Start of DATASET ENTRIES

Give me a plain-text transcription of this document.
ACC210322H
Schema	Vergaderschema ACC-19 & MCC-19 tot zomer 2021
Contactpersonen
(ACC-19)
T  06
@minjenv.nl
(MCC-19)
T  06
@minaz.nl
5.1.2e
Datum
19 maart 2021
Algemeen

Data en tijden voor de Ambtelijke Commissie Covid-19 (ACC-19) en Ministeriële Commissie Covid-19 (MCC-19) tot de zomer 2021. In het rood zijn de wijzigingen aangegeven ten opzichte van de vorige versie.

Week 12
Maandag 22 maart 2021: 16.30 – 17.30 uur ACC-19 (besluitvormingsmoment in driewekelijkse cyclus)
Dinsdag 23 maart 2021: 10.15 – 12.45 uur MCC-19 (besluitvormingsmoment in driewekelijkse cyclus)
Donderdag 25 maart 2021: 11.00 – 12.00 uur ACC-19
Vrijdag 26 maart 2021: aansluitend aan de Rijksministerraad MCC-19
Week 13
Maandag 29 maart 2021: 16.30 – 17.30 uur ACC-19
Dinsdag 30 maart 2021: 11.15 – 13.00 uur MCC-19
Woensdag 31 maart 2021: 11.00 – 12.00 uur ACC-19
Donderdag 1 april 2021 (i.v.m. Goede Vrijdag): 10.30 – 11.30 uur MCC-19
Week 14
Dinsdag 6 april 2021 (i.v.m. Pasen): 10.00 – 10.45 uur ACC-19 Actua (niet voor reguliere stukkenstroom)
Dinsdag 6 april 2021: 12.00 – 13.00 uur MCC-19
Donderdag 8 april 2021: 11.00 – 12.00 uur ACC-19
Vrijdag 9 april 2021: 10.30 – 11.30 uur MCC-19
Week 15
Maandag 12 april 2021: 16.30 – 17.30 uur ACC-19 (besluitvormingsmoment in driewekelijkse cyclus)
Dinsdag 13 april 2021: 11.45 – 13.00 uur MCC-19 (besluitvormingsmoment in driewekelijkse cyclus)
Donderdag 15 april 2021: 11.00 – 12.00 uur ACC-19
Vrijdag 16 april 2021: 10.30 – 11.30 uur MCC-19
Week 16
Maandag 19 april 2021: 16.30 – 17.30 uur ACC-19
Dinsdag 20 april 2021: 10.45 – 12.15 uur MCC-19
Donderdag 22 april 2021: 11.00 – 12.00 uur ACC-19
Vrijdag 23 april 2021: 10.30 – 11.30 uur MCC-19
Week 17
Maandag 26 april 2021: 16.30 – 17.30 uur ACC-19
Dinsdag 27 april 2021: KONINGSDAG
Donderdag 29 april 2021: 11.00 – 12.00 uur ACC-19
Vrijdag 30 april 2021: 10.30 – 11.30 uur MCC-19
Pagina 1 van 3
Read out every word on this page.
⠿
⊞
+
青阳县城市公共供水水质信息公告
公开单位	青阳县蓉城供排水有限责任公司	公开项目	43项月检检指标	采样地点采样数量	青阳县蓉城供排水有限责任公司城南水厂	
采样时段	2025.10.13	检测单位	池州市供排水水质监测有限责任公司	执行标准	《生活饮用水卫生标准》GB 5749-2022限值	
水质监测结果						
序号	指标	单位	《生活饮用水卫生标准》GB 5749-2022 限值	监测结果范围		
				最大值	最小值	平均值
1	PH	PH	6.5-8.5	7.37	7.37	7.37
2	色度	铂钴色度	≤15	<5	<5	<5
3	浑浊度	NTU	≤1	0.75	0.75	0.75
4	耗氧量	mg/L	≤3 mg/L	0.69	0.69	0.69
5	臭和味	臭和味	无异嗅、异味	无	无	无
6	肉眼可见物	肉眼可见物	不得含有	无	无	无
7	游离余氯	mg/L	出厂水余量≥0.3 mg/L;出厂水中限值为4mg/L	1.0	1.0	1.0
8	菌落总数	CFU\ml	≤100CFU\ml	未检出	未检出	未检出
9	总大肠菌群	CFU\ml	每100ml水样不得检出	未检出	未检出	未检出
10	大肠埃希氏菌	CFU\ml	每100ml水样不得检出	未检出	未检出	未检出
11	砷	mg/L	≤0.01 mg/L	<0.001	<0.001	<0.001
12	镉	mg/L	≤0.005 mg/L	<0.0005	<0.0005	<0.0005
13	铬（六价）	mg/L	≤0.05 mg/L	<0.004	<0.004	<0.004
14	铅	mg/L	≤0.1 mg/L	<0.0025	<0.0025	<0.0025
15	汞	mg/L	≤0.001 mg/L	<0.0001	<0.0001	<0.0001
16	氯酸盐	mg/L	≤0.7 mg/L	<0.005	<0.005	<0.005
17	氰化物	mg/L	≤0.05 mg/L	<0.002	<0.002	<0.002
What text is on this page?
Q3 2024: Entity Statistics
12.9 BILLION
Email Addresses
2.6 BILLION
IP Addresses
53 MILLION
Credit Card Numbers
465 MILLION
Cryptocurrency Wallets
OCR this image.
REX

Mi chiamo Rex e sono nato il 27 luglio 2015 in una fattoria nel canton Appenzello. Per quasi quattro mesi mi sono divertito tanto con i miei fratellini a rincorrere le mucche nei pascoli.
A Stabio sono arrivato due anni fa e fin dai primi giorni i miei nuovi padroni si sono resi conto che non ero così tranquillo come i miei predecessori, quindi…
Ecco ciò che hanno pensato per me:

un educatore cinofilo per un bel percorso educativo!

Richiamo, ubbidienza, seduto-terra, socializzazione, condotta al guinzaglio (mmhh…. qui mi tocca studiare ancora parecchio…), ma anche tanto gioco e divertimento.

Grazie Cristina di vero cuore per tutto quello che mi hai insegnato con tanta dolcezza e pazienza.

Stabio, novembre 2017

End of DATASET ENTRIES

▸ **TASK BRIEF**
Restate the whole listing exactly.

▸ **TASK RESPONSE**
Give me a plain-text transcription of this document.
ACC210322H
Schema	Vergaderschema ACC-19 & MCC-19 tot zomer 2021
Contactpersonen
(ACC-19)
T  06
@minjenv.nl
(MCC-19)
T  06
@minaz.nl
5.1.2e
Datum
19 maart 2021
Algemeen

Data en tijden voor de Ambtelijke Commissie Covid-19 (ACC-19) en Ministeriële Commissie Covid-19 (MCC-19) tot de zomer 2021. In het rood zijn de wijzigingen aangegeven ten opzichte van de vorige versie.

Week 12
Maandag 22 maart 2021: 16.30 – 17.30 uur ACC-19 (besluitvormingsmoment in driewekelijkse cyclus)
Dinsdag 23 maart 2021: 10.15 – 12.45 uur MCC-19 (besluitvormingsmoment in driewekelijkse cyclus)
Donderdag 25 maart 2021: 11.00 – 12.00 uur ACC-19
Vrijdag 26 maart 2021: aansluitend aan de Rijksministerraad MCC-19
Week 13
Maandag 29 maart 2021: 16.30 – 17.30 uur ACC-19
Dinsdag 30 maart 2021: 11.15 – 13.00 uur MCC-19
Woensdag 31 maart 2021: 11.00 – 12.00 uur ACC-19
Donderdag 1 april 2021 (i.v.m. Goede Vrijdag): 10.30 – 11.30 uur MCC-19
Week 14
Dinsdag 6 april 2021 (i.v.m. Pasen): 10.00 – 10.45 uur ACC-19 Actua (niet voor reguliere stukkenstroom)
Dinsdag 6 april 2021: 12.00 – 13.00 uur MCC-19
Donderdag 8 april 2021: 11.00 – 12.00 uur ACC-19
Vrijdag 9 april 2021: 10.30 – 11.30 uur MCC-19
Week 15
Maandag 12 april 2021: 16.30 – 17.30 uur ACC-19 (besluitvormingsmoment in driewekelijkse cyclus)
Dinsdag 13 april 2021: 11.45 – 13.00 uur MCC-19 (besluitvormingsmoment in driewekelijkse cyclus)
Donderdag 15 april 2021: 11.00 – 12.00 uur ACC-19
Vrijdag 16 april 2021: 10.30 – 11.30 uur MCC-19
Week 16
Maandag 19 april 2021: 16.30 – 17.30 uur ACC-19
Dinsdag 20 april 2021: 10.45 – 12.15 uur MCC-19
Donderdag 22 april 2021: 11.00 – 12.00 uur ACC-19
Vrijdag 23 april 2021: 10.30 – 11.30 uur MCC-19
Week 17
Maandag 26 april 2021: 16.30 – 17.30 uur ACC-19
Dinsdag 27 april 2021: KONINGSDAG
Donderdag 29 april 2021: 11.00 – 12.00 uur ACC-19
Vrijdag 30 april 2021: 10.30 – 11.30 uur MCC-19
Pagina 1 van 3
Read out every word on this page.
⠿
⊞
+
青阳县城市公共供水水质信息公告
公开单位	青阳县蓉城供排水有限责任公司	公开项目	43项月检检指标	采样地点采样数量	青阳县蓉城供排水有限责任公司城南水厂	
采样时段	2025.10.13	检测单位	池州市供排水水质监测有限责任公司	执行标准	《生活饮用水卫生标准》GB 5749-2022限值	
水质监测结果						
序号	指标	单位	《生活饮用水卫生标准》GB 5749-2022 限值	监测结果范围		
				最大值	最小值	平均值
1	PH	PH	6.5-8.5	7.37	7.37	7.37
2	色度	铂钴色度	≤15	<5	<5	<5
3	浑浊度	NTU	≤1	0.75	0.75	0.75
4	耗氧量	mg/L	≤3 mg/L	0.69	0.69	0.69
5	臭和味	臭和味	无异嗅、异味	无	无	无
6	肉眼可见物	肉眼可见物	不得含有	无	无	无
7	游离余氯	mg/L	出厂水余量≥0.3 mg/L;出厂水中限值为4mg/L	1.0	1.0	1.0
8	菌落总数	CFU\ml	≤100CFU\ml	未检出	未检出	未检出
9	总大肠菌群	CFU\ml	每100ml水样不得检出	未检出	未检出	未检出
10	大肠埃希氏菌	CFU\ml	每100ml水样不得检出	未检出	未检出	未检出
11	砷	mg/L	≤0.01 mg/L	<0.001	<0.001	<0.001
12	镉	mg/L	≤0.005 mg/L	<0.0005	<0.0005	<0.0005
13	铬（六价）	mg/L	≤0.05 mg/L	<0.004	<0.004	<0.004
14	铅	mg/L	≤0.1 mg/L	<0.0025	<0.0025	<0.0025
15	汞	mg/L	≤0.001 mg/L	<0.0001	<0.0001	<0.0001
16	氯酸盐	mg/L	≤0.7 mg/L	<0.005	<0.005	<0.005
17	氰化物	mg/L	≤0.05 mg/L	<0.002	<0.002	<0.002
What text is on this page?
Q3 2024: Entity Statistics
12.9 BILLION
Email Addresses
2.6 BILLION
IP Addresses
53 MILLION
Credit Card Numbers
465 MILLION
Cryptocurrency Wallets
OCR this image.
REX

Mi chiamo Rex e sono nato il 27 luglio 2015 in una fattoria nel canton Appenzello. Per quasi quattro mesi mi sono divertito tanto con i miei fratellini a rincorrere le mucche nei pascoli.
A Stabio sono arrivato due anni fa e fin dai primi giorni i miei nuovi padroni si sono resi conto che non ero così tranquillo come i miei predecessori, quindi…
Ecco ciò che hanno pensato per me:

un educatore cinofilo per un bel percorso educativo!

Richiamo, ubbidienza, seduto-terra, socializzazione, condotta al guinzaglio (mmhh…. qui mi tocca studiare ancora parecchio…), ma anche tanto gioco e divertimento.

Grazie Cristina di vero cuore per tutto quello che mi hai insegnato con tanta dolcezza e pazienza.

Stabio, novembre 2017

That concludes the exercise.